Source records
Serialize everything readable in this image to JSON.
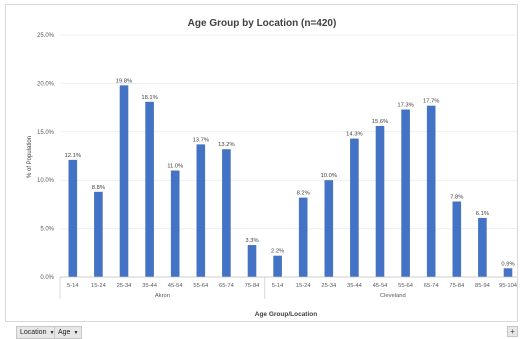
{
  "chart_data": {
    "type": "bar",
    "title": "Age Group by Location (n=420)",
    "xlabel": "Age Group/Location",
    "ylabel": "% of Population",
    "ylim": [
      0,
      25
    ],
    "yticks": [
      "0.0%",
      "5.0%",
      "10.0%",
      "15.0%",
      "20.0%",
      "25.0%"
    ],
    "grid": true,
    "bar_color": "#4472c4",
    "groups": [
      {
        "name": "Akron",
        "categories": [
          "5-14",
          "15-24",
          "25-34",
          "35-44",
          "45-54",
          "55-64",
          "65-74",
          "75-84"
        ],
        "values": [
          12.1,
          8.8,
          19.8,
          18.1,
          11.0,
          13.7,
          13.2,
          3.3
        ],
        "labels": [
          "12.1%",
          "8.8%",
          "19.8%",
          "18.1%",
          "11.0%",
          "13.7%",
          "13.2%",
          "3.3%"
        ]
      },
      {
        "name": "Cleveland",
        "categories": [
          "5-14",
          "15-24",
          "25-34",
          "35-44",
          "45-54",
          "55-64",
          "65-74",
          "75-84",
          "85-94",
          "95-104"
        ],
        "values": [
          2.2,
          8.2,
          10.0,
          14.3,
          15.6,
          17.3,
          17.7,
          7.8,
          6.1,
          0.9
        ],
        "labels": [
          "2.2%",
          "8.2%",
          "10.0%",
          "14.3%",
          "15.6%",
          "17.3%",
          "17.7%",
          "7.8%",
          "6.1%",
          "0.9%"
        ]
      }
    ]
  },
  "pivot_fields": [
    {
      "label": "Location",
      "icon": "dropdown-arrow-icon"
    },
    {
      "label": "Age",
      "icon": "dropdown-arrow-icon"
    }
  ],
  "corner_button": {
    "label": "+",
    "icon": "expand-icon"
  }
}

- **WHAT THE TASK ASKS**
Without including any pictures, output all the entries above exactly.

- **WRITTEN ANSWER**
Serialize everything readable in this image to JSON.
{
  "chart_data": {
    "type": "bar",
    "title": "Age Group by Location (n=420)",
    "xlabel": "Age Group/Location",
    "ylabel": "% of Population",
    "ylim": [
      0,
      25
    ],
    "yticks": [
      "0.0%",
      "5.0%",
      "10.0%",
      "15.0%",
      "20.0%",
      "25.0%"
    ],
    "grid": true,
    "bar_color": "#4472c4",
    "groups": [
      {
        "name": "Akron",
        "categories": [
          "5-14",
          "15-24",
          "25-34",
          "35-44",
          "45-54",
          "55-64",
          "65-74",
          "75-84"
        ],
        "values": [
          12.1,
          8.8,
          19.8,
          18.1,
          11.0,
          13.7,
          13.2,
          3.3
        ],
        "labels": [
          "12.1%",
          "8.8%",
          "19.8%",
          "18.1%",
          "11.0%",
          "13.7%",
          "13.2%",
          "3.3%"
        ]
      },
      {
        "name": "Cleveland",
        "categories": [
          "5-14",
          "15-24",
          "25-34",
          "35-44",
          "45-54",
          "55-64",
          "65-74",
          "75-84",
          "85-94",
          "95-104"
        ],
        "values": [
          2.2,
          8.2,
          10.0,
          14.3,
          15.6,
          17.3,
          17.7,
          7.8,
          6.1,
          0.9
        ],
        "labels": [
          "2.2%",
          "8.2%",
          "10.0%",
          "14.3%",
          "15.6%",
          "17.3%",
          "17.7%",
          "7.8%",
          "6.1%",
          "0.9%"
        ]
      }
    ]
  },
  "pivot_fields": [
    {
      "label": "Location",
      "icon": "dropdown-arrow-icon"
    },
    {
      "label": "Age",
      "icon": "dropdown-arrow-icon"
    }
  ],
  "corner_button": {
    "label": "+",
    "icon": "expand-icon"
  }
}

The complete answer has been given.